### [Exercise directions]
Copy the data precisely, character for character, and leave out every picture.

◇ ◇ ◇ ◇

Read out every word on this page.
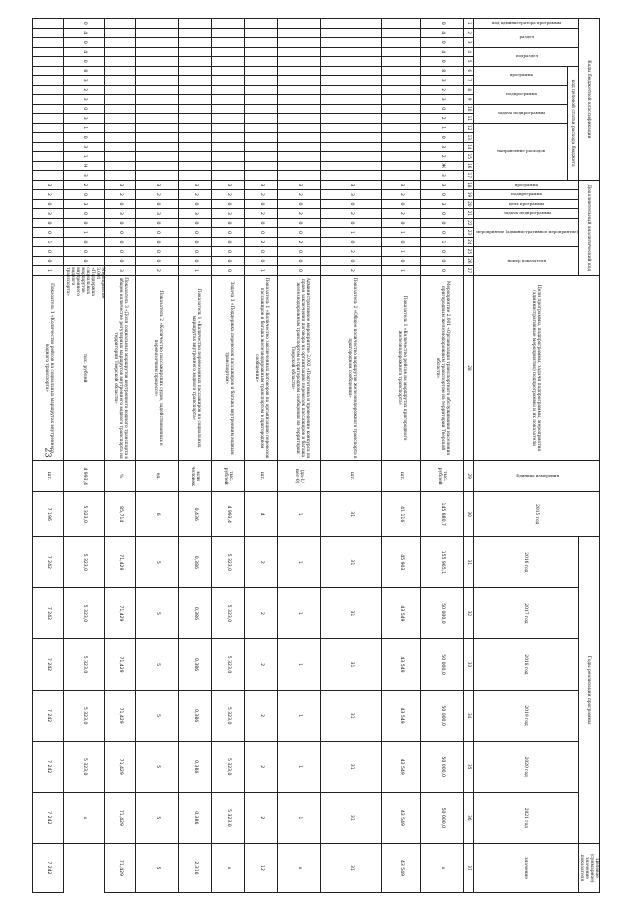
23
Коды бюджетной классификации																	Дополнительный аналитический код										Цели программы, подпрограммы, задачи подпрограммы, мероприятия (административные мероприятия) подпрограммы и их показатели	Единица измерения	2015 год	Годы реализации программы						Целевое (суммарное) значение показателя
код администратора программы	раздел		подраздел		код целевой статьи расхода бюджета												программа	подпрограмма	цель программы	задача подпрограммы	мероприятие (административное мероприятие)			номер показателя						2016 год	2017 год	2018 год	2019 год	2020 год	2021 год	значение
					программа		подпрограмма		задача подпрограммы		направление расходов																									
1	2	3	4	5	6	7	8	9	10	11	12	13	14	15	16	17	18	19	20	21	22	23	24	25	26	27	28	29	30	31	32	33	34	35	36	37
0	4	0	4	0	8	3	2	3	0	2	1	0	3	2	Ж	3	3	0	3	0	0	0	1	0	0	0	Мероприятие 2.001 «Организация транспортного обслуживания населения пригородным железнодорожным транспортом на территории Тверской области»	тыс. рублей	145 880,7	155 965,1	50 000,0	50 000,0	50 000,0	50 000,0	50 000,0	x
																	3	2	0	2	0	1	0	1	0	1	Показатель 1 «Количество рейсов на маршрутах пригородного железнодорожного транспорта»	шт.	41 116	45 903	43 549	43 549	43 549	43 549	43 549	43 549
																	3	3	0	2	0	1	0	2	0	2	Показатель 2 «Общее количество маршрутов железнодорожного транспорта в пригородном сообщении»	шт.	31	31	31	31	31	31	31	31
																	3	2	0	2	0	0	2	0	0	0	Административное мероприятие 2.002 «Подготовка и проведение конкурса на право заключения договора на организацию перевозок пассажиров и багажа железнодорожным транспортом в пригородном сообщении на территории Тверской области»	(да-1/нет-0)	1	1	1	1	1	1	1	x
																	3	2	0	2	0	0	2	0	0	1	Показатель 1 «Количество заключенных договоров на организацию перевозок пассажиров и багажа железнодорожным транспортом в пригородном сообщении»	шт.	4	2	2	2	2	2	2	12
																	3	2	0	3	0	0	0	0	0	0	Задача 3 «Поддержка перевозок пассажиров и багажа внутренним водным транспортом»	тыс. рублей	4 993,4	5 323,0	5 323,0	5 323,0	5 323,0	5 323,0	5 323,0	x
																	3	2	0	3	0	0	0	0	0	1	Показатель 1 «Количество перевезенных пассажиров на социальных маршрутах внутреннего водного транспорта»	млн человек	0,436	0,386	0,386	0,386	0,386	0,386	0,386	2,316
																	3	2	0	3	0	0	0	0	0	2	Показатель 2 «Количество пассажирских судов, задействованных в перевозочном процессе»	ед.	6	5	5	5	5	5	5	5
																	3	2	0	3	0	0	0	0	0	3	Показатель 3 «Доля социальных маршрутов внутреннего водного транспорта в общем количестве регулярных маршрутов внутреннего водного транспорта на территории Тверской области»	%	85,714	71,429	71,429	71,429	71,429	71,429	71,429	71,429
0	4	0	4	0	8	3	2	3	0	3	1	0	3	1	Н	3	2	0	3	0	0	1	0	0	0	Мероприятие 3.001 «Поддержка социальных маршрутов внутреннего водного транспорта»	тыс. рублей	4 993,4	5 323,0	5 323,0	5 323,0	5 323,0	5 323,0	5 323,0	x	
																	3	2	0	3	0	0	1	0	0	1	Показатель 1 «Количество рейсов на социальных маршрутах внутреннего водного транспорта»	шт.	7 196	7 242	7 242	7 242	7 242	7 242	7 242	7 242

◇ ◇ ◇ ◇

### [Answer to the exercise]
Read out every word on this page.
23
Коды бюджетной классификации																	Дополнительный аналитический код										Цели программы, подпрограммы, задачи подпрограммы, мероприятия (административные мероприятия) подпрограммы и их показатели	Единица измерения	2015 год	Годы реализации программы						Целевое (суммарное) значение показателя
код администратора программы	раздел		подраздел		код целевой статьи расхода бюджета												программа	подпрограмма	цель программы	задача подпрограммы	мероприятие (административное мероприятие)			номер показателя						2016 год	2017 год	2018 год	2019 год	2020 год	2021 год	значение
					программа		подпрограмма		задача подпрограммы		направление расходов																									
1	2	3	4	5	6	7	8	9	10	11	12	13	14	15	16	17	18	19	20	21	22	23	24	25	26	27	28	29	30	31	32	33	34	35	36	37
0	4	0	4	0	8	3	2	3	0	2	1	0	3	2	Ж	3	3	0	3	0	0	0	1	0	0	0	Мероприятие 2.001 «Организация транспортного обслуживания населения пригородным железнодорожным транспортом на территории Тверской области»	тыс. рублей	145 880,7	155 965,1	50 000,0	50 000,0	50 000,0	50 000,0	50 000,0	x
																	3	2	0	2	0	1	0	1	0	1	Показатель 1 «Количество рейсов на маршрутах пригородного железнодорожного транспорта»	шт.	41 116	45 903	43 549	43 549	43 549	43 549	43 549	43 549
																	3	3	0	2	0	1	0	2	0	2	Показатель 2 «Общее количество маршрутов железнодорожного транспорта в пригородном сообщении»	шт.	31	31	31	31	31	31	31	31
																	3	2	0	2	0	0	2	0	0	0	Административное мероприятие 2.002 «Подготовка и проведение конкурса на право заключения договора на организацию перевозок пассажиров и багажа железнодорожным транспортом в пригородном сообщении на территории Тверской области»	(да-1/нет-0)	1	1	1	1	1	1	1	x
																	3	2	0	2	0	0	2	0	0	1	Показатель 1 «Количество заключенных договоров на организацию перевозок пассажиров и багажа железнодорожным транспортом в пригородном сообщении»	шт.	4	2	2	2	2	2	2	12
																	3	2	0	3	0	0	0	0	0	0	Задача 3 «Поддержка перевозок пассажиров и багажа внутренним водным транспортом»	тыс. рублей	4 993,4	5 323,0	5 323,0	5 323,0	5 323,0	5 323,0	5 323,0	x
																	3	2	0	3	0	0	0	0	0	1	Показатель 1 «Количество перевезенных пассажиров на социальных маршрутах внутреннего водного транспорта»	млн человек	0,436	0,386	0,386	0,386	0,386	0,386	0,386	2,316
																	3	2	0	3	0	0	0	0	0	2	Показатель 2 «Количество пассажирских судов, задействованных в перевозочном процессе»	ед.	6	5	5	5	5	5	5	5
																	3	2	0	3	0	0	0	0	0	3	Показатель 3 «Доля социальных маршрутов внутреннего водного транспорта в общем количестве регулярных маршрутов внутреннего водного транспорта на территории Тверской области»	%	85,714	71,429	71,429	71,429	71,429	71,429	71,429	71,429
0	4	0	4	0	8	3	2	3	0	3	1	0	3	1	Н	3	2	0	3	0	0	1	0	0	0	Мероприятие 3.001 «Поддержка социальных маршрутов внутреннего водного транспорта»	тыс. рублей	4 993,4	5 323,0	5 323,0	5 323,0	5 323,0	5 323,0	5 323,0	x	
																	3	2	0	3	0	0	1	0	0	1	Показатель 1 «Количество рейсов на социальных маршрутах внутреннего водного транспорта»	шт.	7 196	7 242	7 242	7 242	7 242	7 242	7 242	7 242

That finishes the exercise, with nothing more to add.